- **Entries from a visual dataset**:
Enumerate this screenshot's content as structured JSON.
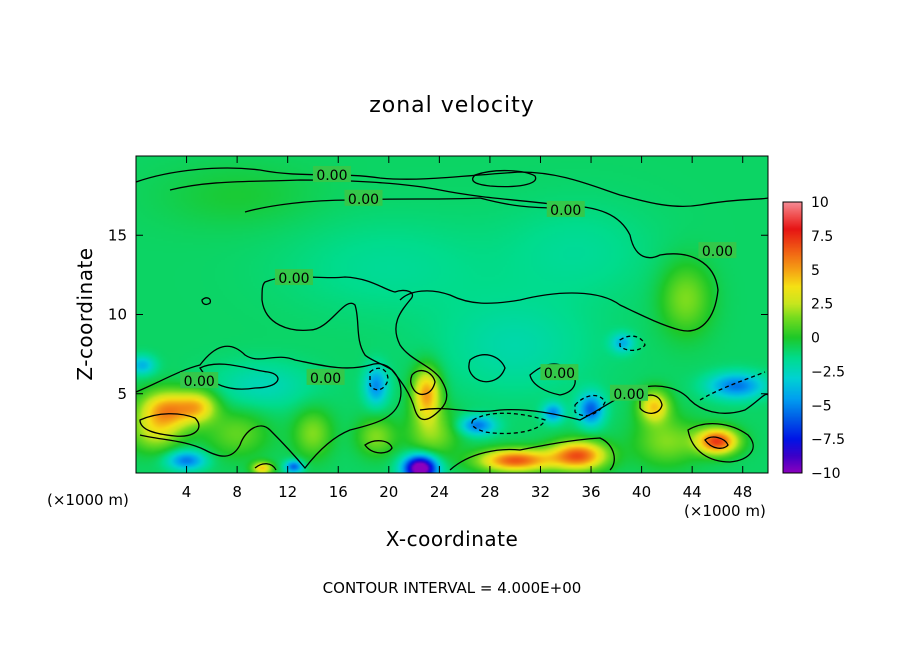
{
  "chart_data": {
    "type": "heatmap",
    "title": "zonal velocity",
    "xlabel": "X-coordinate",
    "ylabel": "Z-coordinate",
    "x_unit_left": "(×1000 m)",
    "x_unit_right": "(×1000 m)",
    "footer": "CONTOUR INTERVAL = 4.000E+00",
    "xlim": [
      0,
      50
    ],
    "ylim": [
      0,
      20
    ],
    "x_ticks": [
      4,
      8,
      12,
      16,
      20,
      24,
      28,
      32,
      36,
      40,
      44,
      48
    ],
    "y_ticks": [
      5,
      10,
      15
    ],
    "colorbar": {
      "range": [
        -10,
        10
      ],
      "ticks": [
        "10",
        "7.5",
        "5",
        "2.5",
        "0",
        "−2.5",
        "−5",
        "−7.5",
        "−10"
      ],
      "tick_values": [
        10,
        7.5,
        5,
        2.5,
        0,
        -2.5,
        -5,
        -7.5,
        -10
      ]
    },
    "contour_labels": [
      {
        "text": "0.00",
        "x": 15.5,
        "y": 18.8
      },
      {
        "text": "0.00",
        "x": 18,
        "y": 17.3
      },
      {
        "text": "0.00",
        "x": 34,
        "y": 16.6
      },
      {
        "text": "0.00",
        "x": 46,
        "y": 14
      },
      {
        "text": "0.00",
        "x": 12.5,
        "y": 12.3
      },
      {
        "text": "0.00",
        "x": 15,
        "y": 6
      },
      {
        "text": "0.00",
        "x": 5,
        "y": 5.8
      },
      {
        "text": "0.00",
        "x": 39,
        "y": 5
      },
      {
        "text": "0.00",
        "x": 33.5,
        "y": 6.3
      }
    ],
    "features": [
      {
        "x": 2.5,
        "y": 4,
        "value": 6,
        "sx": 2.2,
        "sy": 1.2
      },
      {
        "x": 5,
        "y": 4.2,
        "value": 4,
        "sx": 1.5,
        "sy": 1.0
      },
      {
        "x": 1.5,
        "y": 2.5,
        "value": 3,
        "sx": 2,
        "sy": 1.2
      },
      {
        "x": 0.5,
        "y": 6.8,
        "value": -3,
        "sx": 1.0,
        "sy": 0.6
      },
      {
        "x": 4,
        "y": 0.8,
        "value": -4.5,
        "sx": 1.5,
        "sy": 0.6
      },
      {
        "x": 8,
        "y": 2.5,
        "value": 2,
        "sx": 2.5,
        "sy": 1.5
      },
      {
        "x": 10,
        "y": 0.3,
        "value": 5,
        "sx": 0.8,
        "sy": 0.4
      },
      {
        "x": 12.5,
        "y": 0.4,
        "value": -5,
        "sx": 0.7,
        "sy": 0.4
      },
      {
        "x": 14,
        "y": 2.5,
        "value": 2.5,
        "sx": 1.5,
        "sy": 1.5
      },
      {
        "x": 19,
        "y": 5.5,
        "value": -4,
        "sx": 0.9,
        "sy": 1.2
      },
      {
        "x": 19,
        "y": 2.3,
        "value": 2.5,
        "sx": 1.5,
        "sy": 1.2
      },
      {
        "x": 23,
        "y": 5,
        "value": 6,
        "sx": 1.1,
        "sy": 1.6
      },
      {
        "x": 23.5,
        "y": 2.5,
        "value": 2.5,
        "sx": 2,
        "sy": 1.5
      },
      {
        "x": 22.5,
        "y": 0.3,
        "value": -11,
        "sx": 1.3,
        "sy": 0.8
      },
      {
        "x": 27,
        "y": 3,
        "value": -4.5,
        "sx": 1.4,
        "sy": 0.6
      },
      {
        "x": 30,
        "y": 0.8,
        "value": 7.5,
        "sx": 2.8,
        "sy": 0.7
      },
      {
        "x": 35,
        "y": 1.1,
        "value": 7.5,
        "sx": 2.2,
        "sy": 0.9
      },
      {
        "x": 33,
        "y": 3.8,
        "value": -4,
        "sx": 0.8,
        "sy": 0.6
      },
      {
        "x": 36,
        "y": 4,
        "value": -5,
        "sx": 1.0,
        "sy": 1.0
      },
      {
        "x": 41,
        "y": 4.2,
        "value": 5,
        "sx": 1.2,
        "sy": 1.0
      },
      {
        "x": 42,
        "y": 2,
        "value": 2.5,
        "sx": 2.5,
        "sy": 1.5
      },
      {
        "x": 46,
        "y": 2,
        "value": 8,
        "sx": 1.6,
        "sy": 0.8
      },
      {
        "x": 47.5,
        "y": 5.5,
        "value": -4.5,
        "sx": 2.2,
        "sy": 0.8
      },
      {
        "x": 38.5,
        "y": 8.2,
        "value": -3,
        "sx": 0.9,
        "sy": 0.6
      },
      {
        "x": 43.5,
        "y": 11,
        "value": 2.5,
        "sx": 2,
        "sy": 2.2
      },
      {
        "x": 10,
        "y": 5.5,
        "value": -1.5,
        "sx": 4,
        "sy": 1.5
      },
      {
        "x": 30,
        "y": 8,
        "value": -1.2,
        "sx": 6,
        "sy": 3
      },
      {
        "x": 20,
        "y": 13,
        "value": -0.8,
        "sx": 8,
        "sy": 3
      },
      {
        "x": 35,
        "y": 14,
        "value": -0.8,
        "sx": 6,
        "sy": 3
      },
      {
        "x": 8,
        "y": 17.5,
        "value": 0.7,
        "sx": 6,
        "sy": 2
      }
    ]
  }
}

- **What to work on**: Repeat each record exactly, with the pictures left out.

- **Solved exercise**:
Enumerate this screenshot's content as structured JSON.
{
  "chart_data": {
    "type": "heatmap",
    "title": "zonal velocity",
    "xlabel": "X-coordinate",
    "ylabel": "Z-coordinate",
    "x_unit_left": "(×1000 m)",
    "x_unit_right": "(×1000 m)",
    "footer": "CONTOUR INTERVAL = 4.000E+00",
    "xlim": [
      0,
      50
    ],
    "ylim": [
      0,
      20
    ],
    "x_ticks": [
      4,
      8,
      12,
      16,
      20,
      24,
      28,
      32,
      36,
      40,
      44,
      48
    ],
    "y_ticks": [
      5,
      10,
      15
    ],
    "colorbar": {
      "range": [
        -10,
        10
      ],
      "ticks": [
        "10",
        "7.5",
        "5",
        "2.5",
        "0",
        "−2.5",
        "−5",
        "−7.5",
        "−10"
      ],
      "tick_values": [
        10,
        7.5,
        5,
        2.5,
        0,
        -2.5,
        -5,
        -7.5,
        -10
      ]
    },
    "contour_labels": [
      {
        "text": "0.00",
        "x": 15.5,
        "y": 18.8
      },
      {
        "text": "0.00",
        "x": 18,
        "y": 17.3
      },
      {
        "text": "0.00",
        "x": 34,
        "y": 16.6
      },
      {
        "text": "0.00",
        "x": 46,
        "y": 14
      },
      {
        "text": "0.00",
        "x": 12.5,
        "y": 12.3
      },
      {
        "text": "0.00",
        "x": 15,
        "y": 6
      },
      {
        "text": "0.00",
        "x": 5,
        "y": 5.8
      },
      {
        "text": "0.00",
        "x": 39,
        "y": 5
      },
      {
        "text": "0.00",
        "x": 33.5,
        "y": 6.3
      }
    ],
    "features": [
      {
        "x": 2.5,
        "y": 4,
        "value": 6,
        "sx": 2.2,
        "sy": 1.2
      },
      {
        "x": 5,
        "y": 4.2,
        "value": 4,
        "sx": 1.5,
        "sy": 1.0
      },
      {
        "x": 1.5,
        "y": 2.5,
        "value": 3,
        "sx": 2,
        "sy": 1.2
      },
      {
        "x": 0.5,
        "y": 6.8,
        "value": -3,
        "sx": 1.0,
        "sy": 0.6
      },
      {
        "x": 4,
        "y": 0.8,
        "value": -4.5,
        "sx": 1.5,
        "sy": 0.6
      },
      {
        "x": 8,
        "y": 2.5,
        "value": 2,
        "sx": 2.5,
        "sy": 1.5
      },
      {
        "x": 10,
        "y": 0.3,
        "value": 5,
        "sx": 0.8,
        "sy": 0.4
      },
      {
        "x": 12.5,
        "y": 0.4,
        "value": -5,
        "sx": 0.7,
        "sy": 0.4
      },
      {
        "x": 14,
        "y": 2.5,
        "value": 2.5,
        "sx": 1.5,
        "sy": 1.5
      },
      {
        "x": 19,
        "y": 5.5,
        "value": -4,
        "sx": 0.9,
        "sy": 1.2
      },
      {
        "x": 19,
        "y": 2.3,
        "value": 2.5,
        "sx": 1.5,
        "sy": 1.2
      },
      {
        "x": 23,
        "y": 5,
        "value": 6,
        "sx": 1.1,
        "sy": 1.6
      },
      {
        "x": 23.5,
        "y": 2.5,
        "value": 2.5,
        "sx": 2,
        "sy": 1.5
      },
      {
        "x": 22.5,
        "y": 0.3,
        "value": -11,
        "sx": 1.3,
        "sy": 0.8
      },
      {
        "x": 27,
        "y": 3,
        "value": -4.5,
        "sx": 1.4,
        "sy": 0.6
      },
      {
        "x": 30,
        "y": 0.8,
        "value": 7.5,
        "sx": 2.8,
        "sy": 0.7
      },
      {
        "x": 35,
        "y": 1.1,
        "value": 7.5,
        "sx": 2.2,
        "sy": 0.9
      },
      {
        "x": 33,
        "y": 3.8,
        "value": -4,
        "sx": 0.8,
        "sy": 0.6
      },
      {
        "x": 36,
        "y": 4,
        "value": -5,
        "sx": 1.0,
        "sy": 1.0
      },
      {
        "x": 41,
        "y": 4.2,
        "value": 5,
        "sx": 1.2,
        "sy": 1.0
      },
      {
        "x": 42,
        "y": 2,
        "value": 2.5,
        "sx": 2.5,
        "sy": 1.5
      },
      {
        "x": 46,
        "y": 2,
        "value": 8,
        "sx": 1.6,
        "sy": 0.8
      },
      {
        "x": 47.5,
        "y": 5.5,
        "value": -4.5,
        "sx": 2.2,
        "sy": 0.8
      },
      {
        "x": 38.5,
        "y": 8.2,
        "value": -3,
        "sx": 0.9,
        "sy": 0.6
      },
      {
        "x": 43.5,
        "y": 11,
        "value": 2.5,
        "sx": 2,
        "sy": 2.2
      },
      {
        "x": 10,
        "y": 5.5,
        "value": -1.5,
        "sx": 4,
        "sy": 1.5
      },
      {
        "x": 30,
        "y": 8,
        "value": -1.2,
        "sx": 6,
        "sy": 3
      },
      {
        "x": 20,
        "y": 13,
        "value": -0.8,
        "sx": 8,
        "sy": 3
      },
      {
        "x": 35,
        "y": 14,
        "value": -0.8,
        "sx": 6,
        "sy": 3
      },
      {
        "x": 8,
        "y": 17.5,
        "value": 0.7,
        "sx": 6,
        "sy": 2
      }
    ]
  }
}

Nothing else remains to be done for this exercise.